**EXERCISE MATERIALS**
—————

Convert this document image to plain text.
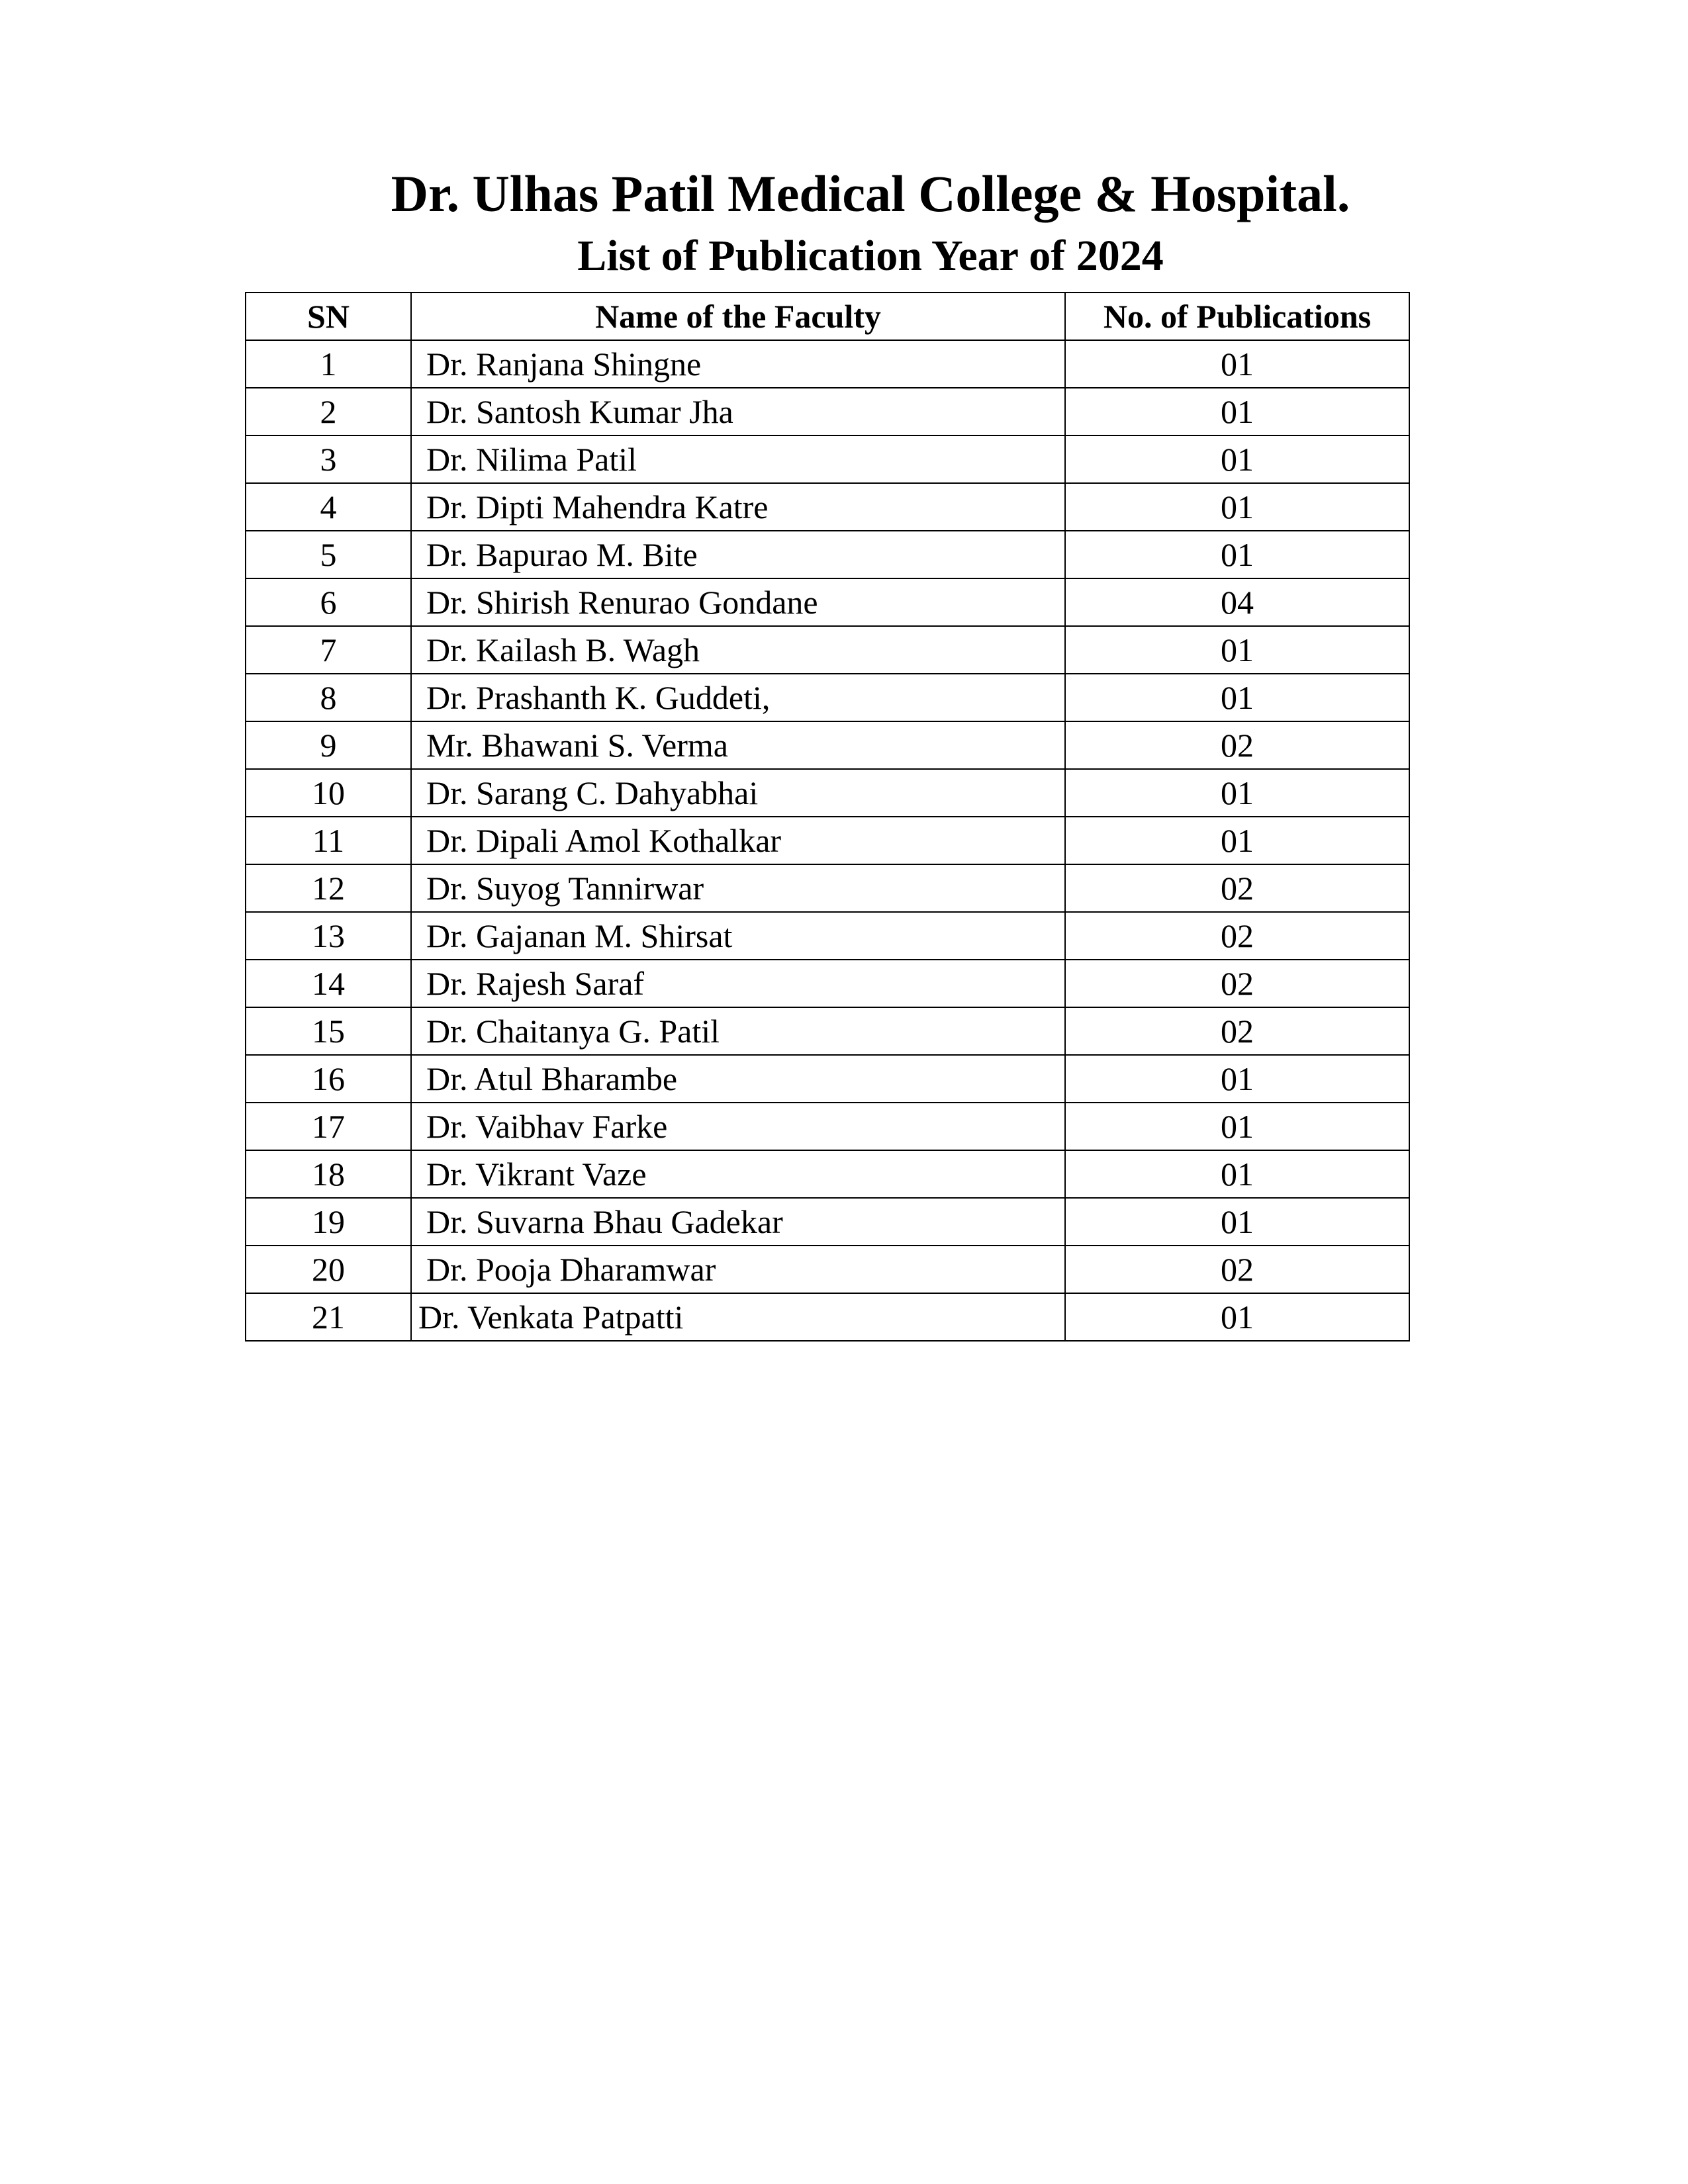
Dr. Ulhas Patil Medical College & Hospital.
List of Publication Year of 2024
SN	Name of the Faculty	No. of Publications
1	Dr. Ranjana Shingne	01
2	Dr. Santosh Kumar Jha	01
3	Dr. Nilima Patil	01
4	Dr. Dipti Mahendra Katre	01
5	Dr. Bapurao M. Bite	01
6	Dr. Shirish Renurao Gondane	04
7	Dr. Kailash B. Wagh	01
8	Dr. Prashanth K. Guddeti,	01
9	Mr. Bhawani S. Verma	02
10	Dr. Sarang C. Dahyabhai	01
11	Dr. Dipali Amol Kothalkar	01
12	Dr. Suyog Tannirwar	02
13	Dr. Gajanan M. Shirsat	02
14	Dr. Rajesh Saraf	02
15	Dr. Chaitanya G. Patil	02
16	Dr. Atul Bharambe	01
17	Dr. Vaibhav Farke	01
18	Dr. Vikrant Vaze	01
19	Dr. Suvarna Bhau Gadekar	01
20	Dr. Pooja Dharamwar	02
21	Dr. Venkata Patpatti	01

—————

**WRITTEN INSTRUCTION**
Transcribe the preceding listing in its entirety and with exact wording, leaving out pictures.

**FINISHED TASK**
Convert this document image to plain text.
Dr. Ulhas Patil Medical College & Hospital.
List of Publication Year of 2024
SN	Name of the Faculty	No. of Publications
1	Dr. Ranjana Shingne	01
2	Dr. Santosh Kumar Jha	01
3	Dr. Nilima Patil	01
4	Dr. Dipti Mahendra Katre	01
5	Dr. Bapurao M. Bite	01
6	Dr. Shirish Renurao Gondane	04
7	Dr. Kailash B. Wagh	01
8	Dr. Prashanth K. Guddeti,	01
9	Mr. Bhawani S. Verma	02
10	Dr. Sarang C. Dahyabhai	01
11	Dr. Dipali Amol Kothalkar	01
12	Dr. Suyog Tannirwar	02
13	Dr. Gajanan M. Shirsat	02
14	Dr. Rajesh Saraf	02
15	Dr. Chaitanya G. Patil	02
16	Dr. Atul Bharambe	01
17	Dr. Vaibhav Farke	01
18	Dr. Vikrant Vaze	01
19	Dr. Suvarna Bhau Gadekar	01
20	Dr. Pooja Dharamwar	02
21	Dr. Venkata Patpatti	01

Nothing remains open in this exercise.